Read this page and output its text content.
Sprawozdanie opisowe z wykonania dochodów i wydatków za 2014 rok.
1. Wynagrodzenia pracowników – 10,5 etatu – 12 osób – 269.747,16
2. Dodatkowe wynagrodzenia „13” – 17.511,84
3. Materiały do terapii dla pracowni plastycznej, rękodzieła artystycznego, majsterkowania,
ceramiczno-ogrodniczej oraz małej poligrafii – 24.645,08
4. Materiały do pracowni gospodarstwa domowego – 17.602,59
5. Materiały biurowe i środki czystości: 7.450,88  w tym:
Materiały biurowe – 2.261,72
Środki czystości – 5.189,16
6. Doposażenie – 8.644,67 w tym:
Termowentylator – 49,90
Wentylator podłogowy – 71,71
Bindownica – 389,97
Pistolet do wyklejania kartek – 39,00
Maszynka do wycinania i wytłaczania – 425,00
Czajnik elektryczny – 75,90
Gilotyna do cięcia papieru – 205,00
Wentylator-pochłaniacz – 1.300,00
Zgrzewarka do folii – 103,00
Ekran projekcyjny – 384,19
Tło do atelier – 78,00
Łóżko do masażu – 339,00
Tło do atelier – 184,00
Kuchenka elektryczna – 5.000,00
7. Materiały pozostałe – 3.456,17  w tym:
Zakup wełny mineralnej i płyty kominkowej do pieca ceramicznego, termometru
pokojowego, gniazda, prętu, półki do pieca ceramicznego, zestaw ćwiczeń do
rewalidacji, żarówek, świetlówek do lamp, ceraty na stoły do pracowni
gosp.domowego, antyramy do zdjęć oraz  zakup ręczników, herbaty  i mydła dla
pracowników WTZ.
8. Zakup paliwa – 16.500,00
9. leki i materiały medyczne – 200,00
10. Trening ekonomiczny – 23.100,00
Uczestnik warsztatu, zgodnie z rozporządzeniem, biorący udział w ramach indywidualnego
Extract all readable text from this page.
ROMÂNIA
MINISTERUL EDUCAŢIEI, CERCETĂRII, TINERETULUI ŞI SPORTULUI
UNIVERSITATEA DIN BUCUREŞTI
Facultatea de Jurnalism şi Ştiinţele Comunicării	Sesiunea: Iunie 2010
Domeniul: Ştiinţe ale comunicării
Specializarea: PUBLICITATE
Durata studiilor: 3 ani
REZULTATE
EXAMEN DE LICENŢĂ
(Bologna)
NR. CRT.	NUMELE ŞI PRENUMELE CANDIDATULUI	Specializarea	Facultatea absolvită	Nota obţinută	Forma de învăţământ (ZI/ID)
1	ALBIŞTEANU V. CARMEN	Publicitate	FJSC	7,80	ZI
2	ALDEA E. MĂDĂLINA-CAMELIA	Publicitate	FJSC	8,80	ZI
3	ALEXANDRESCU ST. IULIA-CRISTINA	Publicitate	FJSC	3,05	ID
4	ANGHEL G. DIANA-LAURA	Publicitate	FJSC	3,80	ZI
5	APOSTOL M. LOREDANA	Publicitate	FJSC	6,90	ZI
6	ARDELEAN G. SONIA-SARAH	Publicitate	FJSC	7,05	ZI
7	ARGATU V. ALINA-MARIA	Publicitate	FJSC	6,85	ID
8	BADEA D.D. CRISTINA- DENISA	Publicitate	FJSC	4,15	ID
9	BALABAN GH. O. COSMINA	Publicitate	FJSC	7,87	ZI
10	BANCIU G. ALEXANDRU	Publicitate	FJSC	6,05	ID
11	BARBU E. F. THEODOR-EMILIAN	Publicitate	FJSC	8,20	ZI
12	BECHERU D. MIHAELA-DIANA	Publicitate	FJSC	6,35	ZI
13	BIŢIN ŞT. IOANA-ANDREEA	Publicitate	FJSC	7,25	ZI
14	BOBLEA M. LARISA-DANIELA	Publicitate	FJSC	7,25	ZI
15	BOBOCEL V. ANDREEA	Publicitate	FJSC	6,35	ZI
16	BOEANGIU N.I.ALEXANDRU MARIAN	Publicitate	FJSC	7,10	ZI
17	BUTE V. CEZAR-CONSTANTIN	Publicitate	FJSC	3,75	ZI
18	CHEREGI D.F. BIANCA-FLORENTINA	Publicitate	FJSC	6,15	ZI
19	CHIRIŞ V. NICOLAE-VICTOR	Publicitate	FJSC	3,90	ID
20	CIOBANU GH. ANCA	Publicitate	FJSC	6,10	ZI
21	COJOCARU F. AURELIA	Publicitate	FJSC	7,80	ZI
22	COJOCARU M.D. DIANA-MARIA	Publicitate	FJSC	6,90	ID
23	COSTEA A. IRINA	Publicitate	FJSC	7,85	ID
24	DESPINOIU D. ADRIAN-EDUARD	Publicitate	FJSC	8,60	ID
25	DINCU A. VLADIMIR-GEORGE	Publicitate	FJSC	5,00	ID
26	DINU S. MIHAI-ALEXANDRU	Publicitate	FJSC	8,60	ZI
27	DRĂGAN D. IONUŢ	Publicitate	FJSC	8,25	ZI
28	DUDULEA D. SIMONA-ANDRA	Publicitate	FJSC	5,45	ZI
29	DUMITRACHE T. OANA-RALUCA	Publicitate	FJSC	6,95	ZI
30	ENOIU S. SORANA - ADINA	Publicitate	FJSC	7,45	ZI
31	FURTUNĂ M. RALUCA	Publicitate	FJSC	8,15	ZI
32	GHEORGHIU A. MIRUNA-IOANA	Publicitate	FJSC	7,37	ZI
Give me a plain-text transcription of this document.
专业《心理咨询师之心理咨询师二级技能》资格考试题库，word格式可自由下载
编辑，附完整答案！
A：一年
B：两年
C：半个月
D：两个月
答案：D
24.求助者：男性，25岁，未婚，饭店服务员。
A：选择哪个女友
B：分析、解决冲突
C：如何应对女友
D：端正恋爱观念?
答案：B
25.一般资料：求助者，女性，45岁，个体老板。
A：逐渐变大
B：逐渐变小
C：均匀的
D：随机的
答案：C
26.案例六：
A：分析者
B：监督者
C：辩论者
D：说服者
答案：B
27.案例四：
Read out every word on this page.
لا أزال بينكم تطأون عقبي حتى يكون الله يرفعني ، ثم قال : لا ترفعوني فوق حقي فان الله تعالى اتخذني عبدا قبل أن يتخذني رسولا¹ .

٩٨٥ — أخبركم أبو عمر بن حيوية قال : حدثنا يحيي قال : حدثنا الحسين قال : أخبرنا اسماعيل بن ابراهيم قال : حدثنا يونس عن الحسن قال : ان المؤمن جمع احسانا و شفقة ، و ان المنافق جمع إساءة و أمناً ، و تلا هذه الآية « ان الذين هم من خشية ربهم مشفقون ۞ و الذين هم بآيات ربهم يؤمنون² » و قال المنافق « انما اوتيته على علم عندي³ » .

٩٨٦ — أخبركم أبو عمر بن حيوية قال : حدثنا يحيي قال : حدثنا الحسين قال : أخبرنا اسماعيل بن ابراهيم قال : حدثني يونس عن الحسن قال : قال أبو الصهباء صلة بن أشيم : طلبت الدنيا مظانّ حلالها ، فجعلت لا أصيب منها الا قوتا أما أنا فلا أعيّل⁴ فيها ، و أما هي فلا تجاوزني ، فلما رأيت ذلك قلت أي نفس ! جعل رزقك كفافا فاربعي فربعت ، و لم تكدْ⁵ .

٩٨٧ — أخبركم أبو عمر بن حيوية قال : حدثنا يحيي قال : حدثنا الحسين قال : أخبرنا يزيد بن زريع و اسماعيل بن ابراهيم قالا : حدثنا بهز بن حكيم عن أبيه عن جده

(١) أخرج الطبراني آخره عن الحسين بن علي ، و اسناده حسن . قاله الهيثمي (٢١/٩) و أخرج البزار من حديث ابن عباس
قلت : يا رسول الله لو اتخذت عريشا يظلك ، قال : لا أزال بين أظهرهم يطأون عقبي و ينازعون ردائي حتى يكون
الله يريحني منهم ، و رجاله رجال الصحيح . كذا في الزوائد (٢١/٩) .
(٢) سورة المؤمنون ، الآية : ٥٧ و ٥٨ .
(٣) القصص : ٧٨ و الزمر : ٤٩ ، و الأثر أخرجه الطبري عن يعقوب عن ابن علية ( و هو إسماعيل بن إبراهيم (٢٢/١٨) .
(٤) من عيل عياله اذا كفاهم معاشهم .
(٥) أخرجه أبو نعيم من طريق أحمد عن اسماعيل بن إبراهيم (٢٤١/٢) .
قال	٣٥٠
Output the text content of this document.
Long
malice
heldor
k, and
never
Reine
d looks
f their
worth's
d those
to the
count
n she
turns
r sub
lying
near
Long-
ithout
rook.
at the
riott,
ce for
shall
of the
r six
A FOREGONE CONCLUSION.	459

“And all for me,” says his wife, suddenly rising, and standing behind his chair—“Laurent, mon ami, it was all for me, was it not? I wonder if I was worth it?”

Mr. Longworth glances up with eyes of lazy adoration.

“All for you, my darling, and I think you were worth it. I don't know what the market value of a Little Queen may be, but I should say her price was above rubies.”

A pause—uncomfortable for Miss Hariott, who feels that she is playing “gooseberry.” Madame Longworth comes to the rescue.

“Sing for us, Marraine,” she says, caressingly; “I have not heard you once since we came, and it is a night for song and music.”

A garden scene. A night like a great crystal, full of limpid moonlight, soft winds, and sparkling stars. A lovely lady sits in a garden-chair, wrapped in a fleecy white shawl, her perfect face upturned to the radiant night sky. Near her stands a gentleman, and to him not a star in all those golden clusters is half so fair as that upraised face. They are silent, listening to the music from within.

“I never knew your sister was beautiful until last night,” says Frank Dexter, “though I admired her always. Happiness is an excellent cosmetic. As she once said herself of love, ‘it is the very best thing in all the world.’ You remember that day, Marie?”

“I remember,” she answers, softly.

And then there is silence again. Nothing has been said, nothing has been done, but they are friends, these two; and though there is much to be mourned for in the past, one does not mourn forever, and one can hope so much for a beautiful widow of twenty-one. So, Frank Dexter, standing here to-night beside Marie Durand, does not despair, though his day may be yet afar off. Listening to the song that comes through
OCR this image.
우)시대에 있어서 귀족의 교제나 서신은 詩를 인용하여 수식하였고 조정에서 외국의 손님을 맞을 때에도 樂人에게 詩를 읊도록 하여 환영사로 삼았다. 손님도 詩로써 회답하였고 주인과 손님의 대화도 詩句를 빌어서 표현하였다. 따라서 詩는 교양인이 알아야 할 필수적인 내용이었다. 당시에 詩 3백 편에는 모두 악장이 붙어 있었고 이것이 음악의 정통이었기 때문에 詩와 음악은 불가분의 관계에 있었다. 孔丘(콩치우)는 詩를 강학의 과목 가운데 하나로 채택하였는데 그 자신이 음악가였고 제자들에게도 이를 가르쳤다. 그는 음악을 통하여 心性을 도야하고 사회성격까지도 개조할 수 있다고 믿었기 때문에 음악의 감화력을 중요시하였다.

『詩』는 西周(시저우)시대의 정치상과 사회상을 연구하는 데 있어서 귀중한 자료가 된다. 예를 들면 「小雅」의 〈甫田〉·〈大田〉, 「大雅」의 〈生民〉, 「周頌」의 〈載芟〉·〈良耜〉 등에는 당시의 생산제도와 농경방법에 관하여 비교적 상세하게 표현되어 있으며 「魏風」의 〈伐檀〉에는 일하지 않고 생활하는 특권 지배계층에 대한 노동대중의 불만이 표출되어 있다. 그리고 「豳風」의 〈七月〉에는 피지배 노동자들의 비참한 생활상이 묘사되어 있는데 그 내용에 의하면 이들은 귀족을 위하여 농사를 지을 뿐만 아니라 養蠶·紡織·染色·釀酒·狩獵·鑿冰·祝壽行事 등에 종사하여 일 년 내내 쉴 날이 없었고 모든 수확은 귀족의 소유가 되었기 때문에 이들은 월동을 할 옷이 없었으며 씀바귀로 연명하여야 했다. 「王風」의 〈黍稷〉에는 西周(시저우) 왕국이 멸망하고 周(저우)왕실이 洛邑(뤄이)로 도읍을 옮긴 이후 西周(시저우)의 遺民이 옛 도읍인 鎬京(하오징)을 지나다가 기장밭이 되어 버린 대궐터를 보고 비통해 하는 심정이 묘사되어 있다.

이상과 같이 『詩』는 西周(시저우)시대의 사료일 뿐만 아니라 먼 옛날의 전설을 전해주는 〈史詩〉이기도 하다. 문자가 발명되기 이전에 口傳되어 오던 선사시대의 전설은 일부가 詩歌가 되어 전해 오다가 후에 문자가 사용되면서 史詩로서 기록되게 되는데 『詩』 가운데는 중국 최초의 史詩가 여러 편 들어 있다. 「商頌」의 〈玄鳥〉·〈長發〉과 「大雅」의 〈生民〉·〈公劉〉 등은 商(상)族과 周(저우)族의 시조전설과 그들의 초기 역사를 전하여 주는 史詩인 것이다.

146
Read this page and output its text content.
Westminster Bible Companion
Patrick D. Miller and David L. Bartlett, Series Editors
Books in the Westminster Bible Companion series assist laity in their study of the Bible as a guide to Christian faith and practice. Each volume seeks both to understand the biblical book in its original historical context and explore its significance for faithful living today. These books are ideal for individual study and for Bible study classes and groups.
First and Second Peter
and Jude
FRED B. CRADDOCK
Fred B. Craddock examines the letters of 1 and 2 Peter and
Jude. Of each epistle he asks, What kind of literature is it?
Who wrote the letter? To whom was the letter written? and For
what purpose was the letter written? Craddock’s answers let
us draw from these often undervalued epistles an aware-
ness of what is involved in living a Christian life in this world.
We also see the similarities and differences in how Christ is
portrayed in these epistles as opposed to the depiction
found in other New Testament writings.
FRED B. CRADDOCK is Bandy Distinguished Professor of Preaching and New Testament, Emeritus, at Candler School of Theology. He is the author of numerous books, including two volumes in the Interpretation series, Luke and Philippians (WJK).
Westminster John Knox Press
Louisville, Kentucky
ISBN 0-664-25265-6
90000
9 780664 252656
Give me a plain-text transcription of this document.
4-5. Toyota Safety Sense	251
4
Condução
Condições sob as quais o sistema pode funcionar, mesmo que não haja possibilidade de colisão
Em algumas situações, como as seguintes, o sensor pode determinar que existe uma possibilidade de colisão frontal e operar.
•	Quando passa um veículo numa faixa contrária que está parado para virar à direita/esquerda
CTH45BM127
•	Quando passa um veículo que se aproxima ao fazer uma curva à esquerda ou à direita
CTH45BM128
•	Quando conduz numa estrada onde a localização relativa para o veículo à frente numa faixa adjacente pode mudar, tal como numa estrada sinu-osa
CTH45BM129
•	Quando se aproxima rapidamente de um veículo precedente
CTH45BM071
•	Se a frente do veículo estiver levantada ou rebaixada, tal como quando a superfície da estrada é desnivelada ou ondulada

What the task asks: Return the lines of the records that include the string "Dexter".

Completed exercise:
“I never knew your sister was beautiful until last night,” says Frank Dexter, “though I admired her always. Happiness is an excellent cosmetic. As she once said herself of love, ‘it is the very best thing in all the world.’ You remember that day, Marie?”
And then there is silence again. Nothing has been said, nothing has been done, but they are friends, these two; and though there is much to be mourned for in the past, one does not mourn forever, and one can hope so much for a beautiful widow of twenty-one. So, Frank Dexter, standing here to-night beside Marie Durand, does not despair, though his day may be yet afar off. Listening to the song that comes through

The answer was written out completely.